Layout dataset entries
━━━━━━━━━━━━━━━━━━━━━━━━━━━━━━

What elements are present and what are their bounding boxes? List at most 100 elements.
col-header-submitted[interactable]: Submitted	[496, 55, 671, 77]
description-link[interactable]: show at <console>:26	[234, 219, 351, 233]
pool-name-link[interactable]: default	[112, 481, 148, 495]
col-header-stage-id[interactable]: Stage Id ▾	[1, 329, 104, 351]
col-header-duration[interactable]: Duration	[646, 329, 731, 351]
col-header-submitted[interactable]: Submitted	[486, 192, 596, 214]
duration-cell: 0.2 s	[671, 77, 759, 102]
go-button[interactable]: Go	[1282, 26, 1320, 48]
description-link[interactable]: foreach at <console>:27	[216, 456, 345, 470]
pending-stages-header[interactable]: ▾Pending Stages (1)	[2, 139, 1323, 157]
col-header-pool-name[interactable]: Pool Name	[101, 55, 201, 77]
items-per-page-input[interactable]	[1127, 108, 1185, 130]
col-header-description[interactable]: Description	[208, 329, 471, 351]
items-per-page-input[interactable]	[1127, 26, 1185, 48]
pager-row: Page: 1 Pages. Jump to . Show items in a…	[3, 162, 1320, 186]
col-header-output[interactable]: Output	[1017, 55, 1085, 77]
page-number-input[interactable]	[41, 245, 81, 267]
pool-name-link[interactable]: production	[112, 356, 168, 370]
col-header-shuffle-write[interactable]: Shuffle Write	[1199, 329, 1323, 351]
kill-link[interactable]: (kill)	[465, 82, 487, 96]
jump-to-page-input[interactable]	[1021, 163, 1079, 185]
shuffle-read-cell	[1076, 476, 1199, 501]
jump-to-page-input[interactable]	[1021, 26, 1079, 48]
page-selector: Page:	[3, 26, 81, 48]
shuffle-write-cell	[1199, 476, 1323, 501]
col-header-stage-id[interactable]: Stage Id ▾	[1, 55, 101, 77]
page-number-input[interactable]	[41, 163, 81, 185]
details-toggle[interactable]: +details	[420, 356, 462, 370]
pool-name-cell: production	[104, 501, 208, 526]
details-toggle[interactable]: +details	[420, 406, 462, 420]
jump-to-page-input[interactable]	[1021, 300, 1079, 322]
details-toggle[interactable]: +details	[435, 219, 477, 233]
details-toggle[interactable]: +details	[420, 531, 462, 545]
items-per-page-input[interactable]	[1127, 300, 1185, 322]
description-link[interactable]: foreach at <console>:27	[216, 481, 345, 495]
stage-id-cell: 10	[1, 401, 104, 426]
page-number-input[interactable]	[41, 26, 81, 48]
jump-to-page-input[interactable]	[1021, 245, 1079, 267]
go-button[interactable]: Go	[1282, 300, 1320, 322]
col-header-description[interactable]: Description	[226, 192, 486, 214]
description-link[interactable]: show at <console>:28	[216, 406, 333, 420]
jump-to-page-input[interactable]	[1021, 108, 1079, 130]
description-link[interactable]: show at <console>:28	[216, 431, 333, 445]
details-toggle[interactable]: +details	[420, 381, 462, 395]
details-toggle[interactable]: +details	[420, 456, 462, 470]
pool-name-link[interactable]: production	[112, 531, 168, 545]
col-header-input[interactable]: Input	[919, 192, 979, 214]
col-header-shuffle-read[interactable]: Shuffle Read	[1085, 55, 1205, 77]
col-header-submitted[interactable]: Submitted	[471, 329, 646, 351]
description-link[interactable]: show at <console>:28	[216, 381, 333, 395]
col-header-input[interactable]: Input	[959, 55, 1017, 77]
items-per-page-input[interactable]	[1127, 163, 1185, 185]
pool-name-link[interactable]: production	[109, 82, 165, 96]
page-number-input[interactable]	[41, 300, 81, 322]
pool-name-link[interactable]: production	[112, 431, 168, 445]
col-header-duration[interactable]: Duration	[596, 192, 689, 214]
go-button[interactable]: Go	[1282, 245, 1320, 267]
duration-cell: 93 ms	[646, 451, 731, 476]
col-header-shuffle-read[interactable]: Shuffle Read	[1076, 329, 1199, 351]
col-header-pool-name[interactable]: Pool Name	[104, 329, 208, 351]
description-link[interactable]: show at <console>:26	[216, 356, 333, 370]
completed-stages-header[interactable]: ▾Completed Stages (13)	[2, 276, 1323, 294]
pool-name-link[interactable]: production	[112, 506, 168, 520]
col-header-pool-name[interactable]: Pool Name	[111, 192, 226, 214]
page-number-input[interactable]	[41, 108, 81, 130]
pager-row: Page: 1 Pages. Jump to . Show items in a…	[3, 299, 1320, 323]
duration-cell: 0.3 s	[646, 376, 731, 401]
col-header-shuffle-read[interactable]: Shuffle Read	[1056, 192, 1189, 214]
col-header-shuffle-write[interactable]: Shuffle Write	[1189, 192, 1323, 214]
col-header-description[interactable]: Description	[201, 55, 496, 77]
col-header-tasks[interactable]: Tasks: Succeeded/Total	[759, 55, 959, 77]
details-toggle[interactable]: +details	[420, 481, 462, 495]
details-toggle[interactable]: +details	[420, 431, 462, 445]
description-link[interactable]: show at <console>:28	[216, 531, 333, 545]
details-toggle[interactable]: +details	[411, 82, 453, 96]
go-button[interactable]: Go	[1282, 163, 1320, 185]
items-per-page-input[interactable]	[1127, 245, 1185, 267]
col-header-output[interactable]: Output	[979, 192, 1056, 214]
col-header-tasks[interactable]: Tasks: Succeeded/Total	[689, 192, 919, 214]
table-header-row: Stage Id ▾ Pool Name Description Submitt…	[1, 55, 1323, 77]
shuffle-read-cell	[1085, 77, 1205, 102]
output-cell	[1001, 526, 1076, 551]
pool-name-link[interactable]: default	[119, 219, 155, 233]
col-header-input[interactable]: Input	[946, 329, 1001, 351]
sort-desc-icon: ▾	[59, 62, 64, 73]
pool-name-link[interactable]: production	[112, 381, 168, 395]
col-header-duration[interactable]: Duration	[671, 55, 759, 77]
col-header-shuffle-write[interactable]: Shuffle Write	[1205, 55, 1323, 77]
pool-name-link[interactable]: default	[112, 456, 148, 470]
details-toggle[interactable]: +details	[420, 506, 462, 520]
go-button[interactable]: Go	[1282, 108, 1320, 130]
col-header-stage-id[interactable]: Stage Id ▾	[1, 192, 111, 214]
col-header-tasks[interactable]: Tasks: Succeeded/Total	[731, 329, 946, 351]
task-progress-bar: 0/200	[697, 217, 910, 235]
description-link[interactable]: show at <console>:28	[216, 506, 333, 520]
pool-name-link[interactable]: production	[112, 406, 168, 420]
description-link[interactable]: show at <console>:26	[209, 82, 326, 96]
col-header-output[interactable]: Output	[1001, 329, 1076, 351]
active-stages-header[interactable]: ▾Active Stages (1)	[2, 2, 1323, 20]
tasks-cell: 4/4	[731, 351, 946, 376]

━━━━━━━━━━━━━━━━━━━━━━━━━━━━━━

» Task details
Switch every "details-toggle" in the records to "expand-toggle" and write all the records out again with nothing else changed.

» Completed exercise
What elements are present and what are their bounding boxes? List at most 100 elements.
col-header-submitted[interactable]: Submitted	[496, 55, 671, 77]
description-link[interactable]: show at <console>:26	[234, 219, 351, 233]
pool-name-link[interactable]: default	[112, 481, 148, 495]
col-header-stage-id[interactable]: Stage Id ▾	[1, 329, 104, 351]
col-header-duration[interactable]: Duration	[646, 329, 731, 351]
col-header-submitted[interactable]: Submitted	[486, 192, 596, 214]
duration-cell: 0.2 s	[671, 77, 759, 102]
go-button[interactable]: Go	[1282, 26, 1320, 48]
description-link[interactable]: foreach at <console>:27	[216, 456, 345, 470]
pending-stages-header[interactable]: ▾Pending Stages (1)	[2, 139, 1323, 157]
col-header-pool-name[interactable]: Pool Name	[101, 55, 201, 77]
items-per-page-input[interactable]	[1127, 108, 1185, 130]
col-header-description[interactable]: Description	[208, 329, 471, 351]
items-per-page-input[interactable]	[1127, 26, 1185, 48]
pager-row: Page: 1 Pages. Jump to . Show items in a…	[3, 162, 1320, 186]
col-header-output[interactable]: Output	[1017, 55, 1085, 77]
page-number-input[interactable]	[41, 245, 81, 267]
pool-name-link[interactable]: production	[112, 356, 168, 370]
col-header-shuffle-write[interactable]: Shuffle Write	[1199, 329, 1323, 351]
kill-link[interactable]: (kill)	[465, 82, 487, 96]
jump-to-page-input[interactable]	[1021, 163, 1079, 185]
shuffle-read-cell	[1076, 476, 1199, 501]
jump-to-page-input[interactable]	[1021, 26, 1079, 48]
page-selector: Page:	[3, 26, 81, 48]
shuffle-write-cell	[1199, 476, 1323, 501]
col-header-stage-id[interactable]: Stage Id ▾	[1, 55, 101, 77]
page-number-input[interactable]	[41, 163, 81, 185]
expand-toggle[interactable]: +details	[420, 356, 462, 370]
pool-name-cell: production	[104, 501, 208, 526]
expand-toggle[interactable]: +details	[420, 406, 462, 420]
jump-to-page-input[interactable]	[1021, 300, 1079, 322]
expand-toggle[interactable]: +details	[435, 219, 477, 233]
expand-toggle[interactable]: +details	[420, 531, 462, 545]
items-per-page-input[interactable]	[1127, 300, 1185, 322]
description-link[interactable]: foreach at <console>:27	[216, 481, 345, 495]
stage-id-cell: 10	[1, 401, 104, 426]
page-number-input[interactable]	[41, 26, 81, 48]
jump-to-page-input[interactable]	[1021, 245, 1079, 267]
go-button[interactable]: Go	[1282, 300, 1320, 322]
col-header-description[interactable]: Description	[226, 192, 486, 214]
description-link[interactable]: show at <console>:28	[216, 406, 333, 420]
jump-to-page-input[interactable]	[1021, 108, 1079, 130]
description-link[interactable]: show at <console>:28	[216, 431, 333, 445]
expand-toggle[interactable]: +details	[420, 381, 462, 395]
expand-toggle[interactable]: +details	[420, 456, 462, 470]
pool-name-link[interactable]: production	[112, 531, 168, 545]
col-header-input[interactable]: Input	[919, 192, 979, 214]
col-header-shuffle-read[interactable]: Shuffle Read	[1085, 55, 1205, 77]
col-header-submitted[interactable]: Submitted	[471, 329, 646, 351]
description-link[interactable]: show at <console>:28	[216, 381, 333, 395]
col-header-input[interactable]: Input	[959, 55, 1017, 77]
items-per-page-input[interactable]	[1127, 163, 1185, 185]
pool-name-link[interactable]: production	[109, 82, 165, 96]
page-number-input[interactable]	[41, 300, 81, 322]
pool-name-link[interactable]: production	[112, 431, 168, 445]
col-header-duration[interactable]: Duration	[596, 192, 689, 214]
go-button[interactable]: Go	[1282, 245, 1320, 267]
duration-cell: 93 ms	[646, 451, 731, 476]
col-header-shuffle-read[interactable]: Shuffle Read	[1076, 329, 1199, 351]
col-header-pool-name[interactable]: Pool Name	[104, 329, 208, 351]
description-link[interactable]: show at <console>:26	[216, 356, 333, 370]
completed-stages-header[interactable]: ▾Completed Stages (13)	[2, 276, 1323, 294]
pool-name-link[interactable]: production	[112, 506, 168, 520]
col-header-pool-name[interactable]: Pool Name	[111, 192, 226, 214]
page-number-input[interactable]	[41, 108, 81, 130]
pager-row: Page: 1 Pages. Jump to . Show items in a…	[3, 299, 1320, 323]
duration-cell: 0.3 s	[646, 376, 731, 401]
col-header-shuffle-read[interactable]: Shuffle Read	[1056, 192, 1189, 214]
col-header-shuffle-write[interactable]: Shuffle Write	[1189, 192, 1323, 214]
col-header-description[interactable]: Description	[201, 55, 496, 77]
col-header-tasks[interactable]: Tasks: Succeeded/Total	[759, 55, 959, 77]
expand-toggle[interactable]: +details	[420, 481, 462, 495]
expand-toggle[interactable]: +details	[420, 431, 462, 445]
description-link[interactable]: show at <console>:28	[216, 531, 333, 545]
expand-toggle[interactable]: +details	[411, 82, 453, 96]
go-button[interactable]: Go	[1282, 163, 1320, 185]
items-per-page-input[interactable]	[1127, 245, 1185, 267]
col-header-output[interactable]: Output	[979, 192, 1056, 214]
col-header-tasks[interactable]: Tasks: Succeeded/Total	[689, 192, 919, 214]
table-header-row: Stage Id ▾ Pool Name Description Submitt…	[1, 55, 1323, 77]
shuffle-read-cell	[1085, 77, 1205, 102]
output-cell	[1001, 526, 1076, 551]
pool-name-link[interactable]: default	[119, 219, 155, 233]
col-header-input[interactable]: Input	[946, 329, 1001, 351]
sort-desc-icon: ▾	[59, 62, 64, 73]
pool-name-link[interactable]: production	[112, 381, 168, 395]
col-header-duration[interactable]: Duration	[671, 55, 759, 77]
col-header-shuffle-write[interactable]: Shuffle Write	[1205, 55, 1323, 77]
pool-name-link[interactable]: default	[112, 456, 148, 470]
expand-toggle[interactable]: +details	[420, 506, 462, 520]
go-button[interactable]: Go	[1282, 108, 1320, 130]
col-header-stage-id[interactable]: Stage Id ▾	[1, 192, 111, 214]
col-header-tasks[interactable]: Tasks: Succeeded/Total	[731, 329, 946, 351]
task-progress-bar: 0/200	[697, 217, 910, 235]
description-link[interactable]: show at <console>:28	[216, 506, 333, 520]
pool-name-link[interactable]: production	[112, 406, 168, 420]
description-link[interactable]: show at <console>:26	[209, 82, 326, 96]
col-header-output[interactable]: Output	[1001, 329, 1076, 351]
active-stages-header[interactable]: ▾Active Stages (1)	[2, 2, 1323, 20]
tasks-cell: 4/4	[731, 351, 946, 376]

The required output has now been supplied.